__Information supplied__.
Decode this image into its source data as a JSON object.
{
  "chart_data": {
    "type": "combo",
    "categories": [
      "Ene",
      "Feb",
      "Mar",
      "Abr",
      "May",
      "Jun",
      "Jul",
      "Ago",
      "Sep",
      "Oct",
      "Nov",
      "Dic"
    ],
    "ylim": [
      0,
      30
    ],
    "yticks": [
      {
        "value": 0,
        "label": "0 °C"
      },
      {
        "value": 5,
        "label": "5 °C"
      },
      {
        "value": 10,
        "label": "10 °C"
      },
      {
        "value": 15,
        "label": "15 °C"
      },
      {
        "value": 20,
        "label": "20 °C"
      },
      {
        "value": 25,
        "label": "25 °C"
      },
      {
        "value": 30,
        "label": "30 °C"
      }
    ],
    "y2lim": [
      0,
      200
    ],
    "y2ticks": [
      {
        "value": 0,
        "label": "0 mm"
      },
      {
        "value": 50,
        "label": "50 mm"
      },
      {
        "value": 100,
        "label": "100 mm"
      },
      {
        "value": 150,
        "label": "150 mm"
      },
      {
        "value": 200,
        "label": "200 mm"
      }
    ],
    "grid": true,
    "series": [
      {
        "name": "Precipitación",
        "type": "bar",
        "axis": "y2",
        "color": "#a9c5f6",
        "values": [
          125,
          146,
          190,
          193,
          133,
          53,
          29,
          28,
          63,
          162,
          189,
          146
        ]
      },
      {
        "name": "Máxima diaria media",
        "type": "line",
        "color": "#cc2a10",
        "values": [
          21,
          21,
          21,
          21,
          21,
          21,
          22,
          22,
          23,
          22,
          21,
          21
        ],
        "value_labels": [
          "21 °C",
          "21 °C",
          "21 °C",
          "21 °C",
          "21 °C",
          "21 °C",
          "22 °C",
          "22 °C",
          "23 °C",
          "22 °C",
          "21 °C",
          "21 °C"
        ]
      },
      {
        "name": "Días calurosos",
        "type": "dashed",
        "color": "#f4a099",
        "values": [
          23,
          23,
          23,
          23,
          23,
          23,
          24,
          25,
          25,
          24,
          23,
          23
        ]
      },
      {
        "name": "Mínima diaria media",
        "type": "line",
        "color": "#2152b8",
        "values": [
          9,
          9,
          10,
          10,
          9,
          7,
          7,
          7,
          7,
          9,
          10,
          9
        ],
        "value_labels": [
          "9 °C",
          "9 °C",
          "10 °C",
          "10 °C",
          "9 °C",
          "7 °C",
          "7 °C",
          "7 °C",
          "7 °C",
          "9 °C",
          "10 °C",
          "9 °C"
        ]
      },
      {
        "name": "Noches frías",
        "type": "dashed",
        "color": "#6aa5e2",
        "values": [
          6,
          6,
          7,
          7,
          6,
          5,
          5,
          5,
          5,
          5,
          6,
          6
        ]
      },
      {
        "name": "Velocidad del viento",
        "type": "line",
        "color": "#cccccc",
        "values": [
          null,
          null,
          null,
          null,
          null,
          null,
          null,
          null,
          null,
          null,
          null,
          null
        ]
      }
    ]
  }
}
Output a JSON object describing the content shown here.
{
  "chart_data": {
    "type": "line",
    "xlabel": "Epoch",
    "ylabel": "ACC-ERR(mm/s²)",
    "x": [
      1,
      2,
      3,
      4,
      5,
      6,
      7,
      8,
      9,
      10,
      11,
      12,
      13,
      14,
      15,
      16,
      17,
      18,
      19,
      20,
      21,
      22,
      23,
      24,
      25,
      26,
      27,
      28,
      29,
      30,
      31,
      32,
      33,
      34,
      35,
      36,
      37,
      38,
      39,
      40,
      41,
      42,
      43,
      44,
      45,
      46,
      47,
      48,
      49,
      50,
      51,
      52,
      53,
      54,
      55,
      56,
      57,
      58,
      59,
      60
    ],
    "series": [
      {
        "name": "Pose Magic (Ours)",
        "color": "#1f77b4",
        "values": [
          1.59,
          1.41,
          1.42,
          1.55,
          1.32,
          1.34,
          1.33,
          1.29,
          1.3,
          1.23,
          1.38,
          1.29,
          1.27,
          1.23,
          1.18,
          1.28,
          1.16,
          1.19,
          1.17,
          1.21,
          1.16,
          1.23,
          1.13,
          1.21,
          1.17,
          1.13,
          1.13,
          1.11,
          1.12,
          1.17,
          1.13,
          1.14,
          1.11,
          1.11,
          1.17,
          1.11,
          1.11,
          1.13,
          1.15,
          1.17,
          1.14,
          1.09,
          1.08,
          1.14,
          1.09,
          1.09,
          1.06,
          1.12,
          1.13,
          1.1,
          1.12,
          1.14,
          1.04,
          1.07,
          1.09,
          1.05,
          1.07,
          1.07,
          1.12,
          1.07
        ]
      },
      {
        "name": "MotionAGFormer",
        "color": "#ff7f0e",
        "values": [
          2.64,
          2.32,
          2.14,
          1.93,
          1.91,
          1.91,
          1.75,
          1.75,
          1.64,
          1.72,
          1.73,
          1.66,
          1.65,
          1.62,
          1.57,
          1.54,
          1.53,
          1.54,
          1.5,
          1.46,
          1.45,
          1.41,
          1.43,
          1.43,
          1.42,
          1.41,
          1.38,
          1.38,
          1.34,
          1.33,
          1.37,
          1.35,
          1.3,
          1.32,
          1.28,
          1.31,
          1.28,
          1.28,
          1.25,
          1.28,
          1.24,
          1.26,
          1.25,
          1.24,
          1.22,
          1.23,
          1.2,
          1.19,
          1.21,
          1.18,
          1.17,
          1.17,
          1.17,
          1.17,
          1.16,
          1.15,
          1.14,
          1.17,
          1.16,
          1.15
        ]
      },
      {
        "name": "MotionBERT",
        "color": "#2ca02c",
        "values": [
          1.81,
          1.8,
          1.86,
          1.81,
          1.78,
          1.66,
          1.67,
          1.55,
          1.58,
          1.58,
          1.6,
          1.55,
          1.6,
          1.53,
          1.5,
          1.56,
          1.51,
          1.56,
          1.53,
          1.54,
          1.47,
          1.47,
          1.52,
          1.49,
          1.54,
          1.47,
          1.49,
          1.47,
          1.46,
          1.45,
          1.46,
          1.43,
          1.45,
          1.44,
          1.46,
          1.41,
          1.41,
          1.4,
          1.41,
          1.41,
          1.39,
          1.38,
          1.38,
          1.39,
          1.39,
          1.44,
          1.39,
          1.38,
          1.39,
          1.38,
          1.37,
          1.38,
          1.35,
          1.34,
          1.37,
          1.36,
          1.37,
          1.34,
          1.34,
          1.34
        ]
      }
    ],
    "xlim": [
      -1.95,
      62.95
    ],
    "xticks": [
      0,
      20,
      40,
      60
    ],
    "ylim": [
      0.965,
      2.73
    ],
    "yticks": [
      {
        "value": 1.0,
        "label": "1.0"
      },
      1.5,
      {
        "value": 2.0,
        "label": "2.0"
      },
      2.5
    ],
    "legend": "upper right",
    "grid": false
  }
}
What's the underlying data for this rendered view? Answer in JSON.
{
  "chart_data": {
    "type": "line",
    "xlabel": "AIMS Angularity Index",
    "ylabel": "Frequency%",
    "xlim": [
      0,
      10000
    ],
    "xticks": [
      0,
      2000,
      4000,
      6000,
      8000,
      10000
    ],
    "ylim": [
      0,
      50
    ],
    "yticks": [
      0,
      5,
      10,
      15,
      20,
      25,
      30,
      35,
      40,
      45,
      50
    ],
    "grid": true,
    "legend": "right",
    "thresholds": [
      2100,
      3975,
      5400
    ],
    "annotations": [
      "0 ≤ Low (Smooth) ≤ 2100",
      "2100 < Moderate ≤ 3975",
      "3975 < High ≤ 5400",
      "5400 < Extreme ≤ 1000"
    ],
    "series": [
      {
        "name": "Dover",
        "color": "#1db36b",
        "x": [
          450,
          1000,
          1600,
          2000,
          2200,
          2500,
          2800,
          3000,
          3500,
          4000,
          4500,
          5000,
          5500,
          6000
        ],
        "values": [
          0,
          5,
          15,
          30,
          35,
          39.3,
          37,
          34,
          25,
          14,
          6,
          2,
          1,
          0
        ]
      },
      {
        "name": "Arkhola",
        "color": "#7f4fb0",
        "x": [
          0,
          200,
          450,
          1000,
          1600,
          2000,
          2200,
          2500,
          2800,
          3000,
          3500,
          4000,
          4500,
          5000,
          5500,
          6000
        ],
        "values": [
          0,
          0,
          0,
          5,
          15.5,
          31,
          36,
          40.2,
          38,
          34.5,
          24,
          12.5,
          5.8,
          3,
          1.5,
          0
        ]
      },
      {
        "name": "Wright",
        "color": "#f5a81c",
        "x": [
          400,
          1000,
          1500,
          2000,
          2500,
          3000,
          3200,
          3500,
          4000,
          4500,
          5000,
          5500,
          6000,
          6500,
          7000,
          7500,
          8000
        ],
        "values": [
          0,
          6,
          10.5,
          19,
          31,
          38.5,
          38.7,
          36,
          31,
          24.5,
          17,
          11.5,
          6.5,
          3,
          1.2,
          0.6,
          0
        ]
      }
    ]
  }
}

__What this task involves__. Collect each line of the entries that has the word "diaria", copying it in full.

__Written solution__.
        "name": "Máxima diaria media",
        "name": "Mínima diaria media",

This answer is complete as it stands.